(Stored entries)
>> begin

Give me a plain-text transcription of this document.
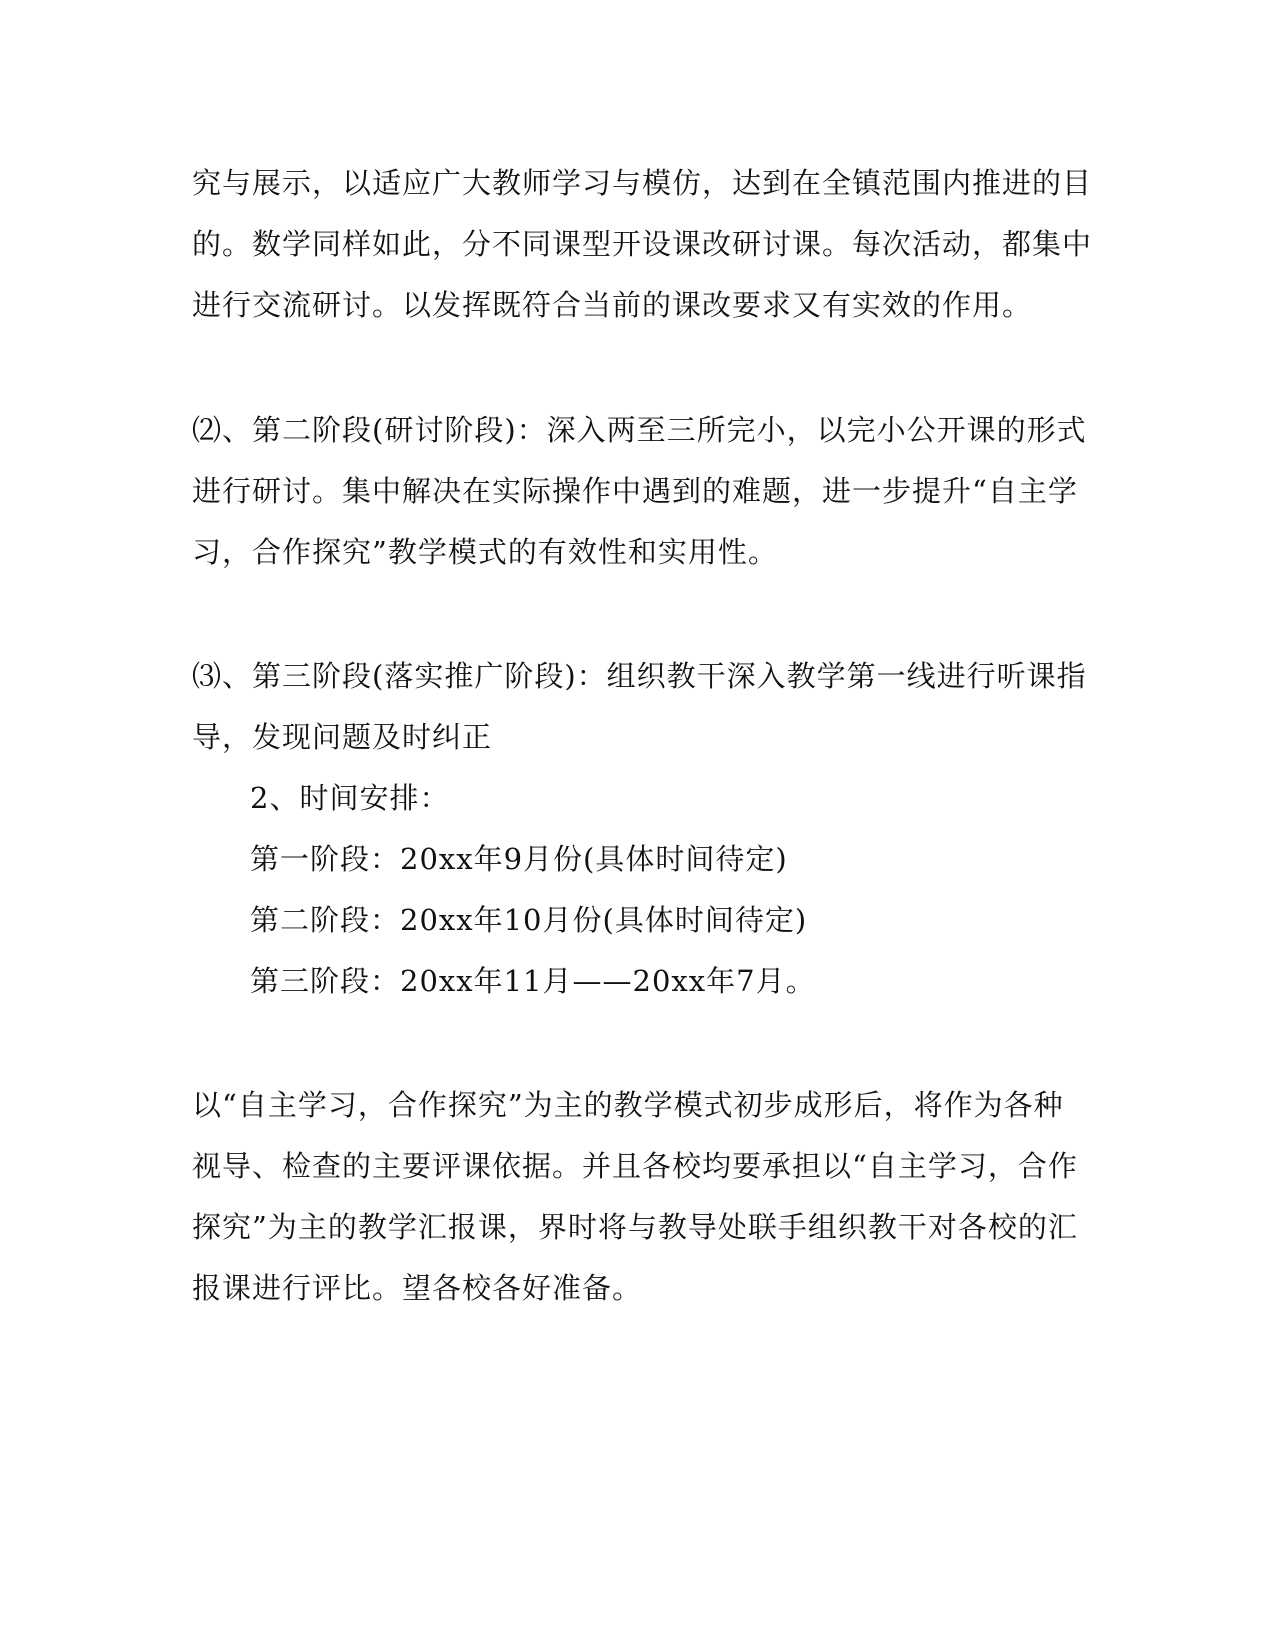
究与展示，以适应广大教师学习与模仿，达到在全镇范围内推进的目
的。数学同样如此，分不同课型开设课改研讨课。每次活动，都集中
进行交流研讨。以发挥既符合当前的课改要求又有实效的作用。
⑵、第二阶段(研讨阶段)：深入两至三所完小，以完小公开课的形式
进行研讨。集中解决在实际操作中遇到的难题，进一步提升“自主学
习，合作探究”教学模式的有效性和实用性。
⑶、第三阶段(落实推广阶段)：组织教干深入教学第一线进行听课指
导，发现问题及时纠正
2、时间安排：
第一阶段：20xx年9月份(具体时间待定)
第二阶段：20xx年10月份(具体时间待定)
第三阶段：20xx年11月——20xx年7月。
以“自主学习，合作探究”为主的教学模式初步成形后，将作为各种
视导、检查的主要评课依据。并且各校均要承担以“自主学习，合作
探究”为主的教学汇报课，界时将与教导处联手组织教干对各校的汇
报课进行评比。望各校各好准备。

>> end
>> begin

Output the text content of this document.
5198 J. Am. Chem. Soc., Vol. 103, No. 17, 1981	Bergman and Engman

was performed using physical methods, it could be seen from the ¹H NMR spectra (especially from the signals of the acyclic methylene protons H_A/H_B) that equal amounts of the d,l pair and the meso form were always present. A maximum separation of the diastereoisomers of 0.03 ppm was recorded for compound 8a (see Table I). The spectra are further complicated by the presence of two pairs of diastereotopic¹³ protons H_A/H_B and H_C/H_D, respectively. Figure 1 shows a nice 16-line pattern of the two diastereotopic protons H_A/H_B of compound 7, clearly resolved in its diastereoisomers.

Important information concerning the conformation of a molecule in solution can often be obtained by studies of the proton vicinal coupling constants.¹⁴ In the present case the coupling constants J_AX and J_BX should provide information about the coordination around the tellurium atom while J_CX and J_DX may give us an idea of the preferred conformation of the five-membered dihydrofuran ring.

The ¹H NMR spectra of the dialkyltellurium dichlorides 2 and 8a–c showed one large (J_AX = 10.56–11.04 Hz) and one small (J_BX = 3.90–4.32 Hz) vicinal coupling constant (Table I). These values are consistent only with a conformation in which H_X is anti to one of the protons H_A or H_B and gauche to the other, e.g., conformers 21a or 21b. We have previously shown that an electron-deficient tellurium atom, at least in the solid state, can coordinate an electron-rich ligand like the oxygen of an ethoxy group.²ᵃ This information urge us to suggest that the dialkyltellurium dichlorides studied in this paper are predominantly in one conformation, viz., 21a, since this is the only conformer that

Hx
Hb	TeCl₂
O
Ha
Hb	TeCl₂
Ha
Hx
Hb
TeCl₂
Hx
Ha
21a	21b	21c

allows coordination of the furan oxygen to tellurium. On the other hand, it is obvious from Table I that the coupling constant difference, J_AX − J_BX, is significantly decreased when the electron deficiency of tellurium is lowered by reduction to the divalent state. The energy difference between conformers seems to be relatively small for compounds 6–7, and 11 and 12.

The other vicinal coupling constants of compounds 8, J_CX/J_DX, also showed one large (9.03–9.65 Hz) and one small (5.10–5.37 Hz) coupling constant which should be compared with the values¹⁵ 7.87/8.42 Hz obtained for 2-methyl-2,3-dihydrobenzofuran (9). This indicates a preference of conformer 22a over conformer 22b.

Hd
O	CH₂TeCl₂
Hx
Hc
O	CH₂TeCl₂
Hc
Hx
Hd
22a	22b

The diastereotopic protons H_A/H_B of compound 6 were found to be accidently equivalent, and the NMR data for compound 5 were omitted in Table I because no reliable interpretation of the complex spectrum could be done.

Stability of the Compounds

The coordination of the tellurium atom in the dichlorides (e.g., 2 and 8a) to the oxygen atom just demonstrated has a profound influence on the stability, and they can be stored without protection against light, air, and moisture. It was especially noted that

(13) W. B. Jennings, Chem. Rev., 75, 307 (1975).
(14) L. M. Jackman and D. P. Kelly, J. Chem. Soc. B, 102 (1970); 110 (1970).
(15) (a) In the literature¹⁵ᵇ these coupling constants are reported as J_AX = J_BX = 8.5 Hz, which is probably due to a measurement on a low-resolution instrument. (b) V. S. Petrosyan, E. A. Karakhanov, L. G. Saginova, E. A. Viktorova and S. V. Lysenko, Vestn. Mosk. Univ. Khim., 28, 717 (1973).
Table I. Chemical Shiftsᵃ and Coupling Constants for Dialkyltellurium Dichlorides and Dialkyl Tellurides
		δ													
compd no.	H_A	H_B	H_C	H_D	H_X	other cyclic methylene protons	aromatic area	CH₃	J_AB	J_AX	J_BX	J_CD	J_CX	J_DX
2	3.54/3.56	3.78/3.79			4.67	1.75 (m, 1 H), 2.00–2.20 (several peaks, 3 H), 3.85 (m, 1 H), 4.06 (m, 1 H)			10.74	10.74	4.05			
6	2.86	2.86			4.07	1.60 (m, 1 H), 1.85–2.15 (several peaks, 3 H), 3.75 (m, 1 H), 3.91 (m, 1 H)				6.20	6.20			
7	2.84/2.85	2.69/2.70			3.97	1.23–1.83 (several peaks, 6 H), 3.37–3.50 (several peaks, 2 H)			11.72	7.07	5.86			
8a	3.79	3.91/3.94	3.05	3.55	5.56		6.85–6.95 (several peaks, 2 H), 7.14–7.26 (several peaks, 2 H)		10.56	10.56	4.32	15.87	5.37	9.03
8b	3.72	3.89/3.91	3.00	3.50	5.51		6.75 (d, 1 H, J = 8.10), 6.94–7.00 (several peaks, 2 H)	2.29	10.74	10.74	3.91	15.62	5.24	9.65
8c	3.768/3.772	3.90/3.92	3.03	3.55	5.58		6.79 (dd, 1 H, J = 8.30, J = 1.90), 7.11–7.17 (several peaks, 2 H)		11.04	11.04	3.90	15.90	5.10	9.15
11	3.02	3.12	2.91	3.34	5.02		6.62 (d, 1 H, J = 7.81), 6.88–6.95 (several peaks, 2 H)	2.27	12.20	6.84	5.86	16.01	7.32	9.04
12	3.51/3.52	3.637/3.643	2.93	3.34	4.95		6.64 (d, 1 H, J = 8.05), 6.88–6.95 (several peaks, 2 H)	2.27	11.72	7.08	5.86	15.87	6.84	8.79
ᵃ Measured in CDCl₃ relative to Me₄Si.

>> end

Exercise aim
Select the lines from the entries that include the word "information".

Written answer
Important information concerning the conformation of a molecule in solution can often be obtained by studies of the proton vicinal coupling constants.¹⁴ In the present case the coupling constants J_AX and J_BX should provide information about the coordination around the tellurium atom while J_CX and J_DX may give us an idea of the preferred conformation of the five-membered dihydrofuran ring.
The ¹H NMR spectra of the dialkyltellurium dichlorides 2 and 8a–c showed one large (J_AX = 10.56–11.04 Hz) and one small (J_BX = 3.90–4.32 Hz) vicinal coupling constant (Table I). These values are consistent only with a conformation in which H_X is anti to one of the protons H_A or H_B and gauche to the other, e.g., conformers 21a or 21b. We have previously shown that an electron-deficient tellurium atom, at least in the solid state, can coordinate an electron-rich ligand like the oxygen of an ethoxy group.²ᵃ This information urge us to suggest that the dialkyltellurium dichlorides studied in this paper are predominantly in one conformation, viz., 21a, since this is the only conformer that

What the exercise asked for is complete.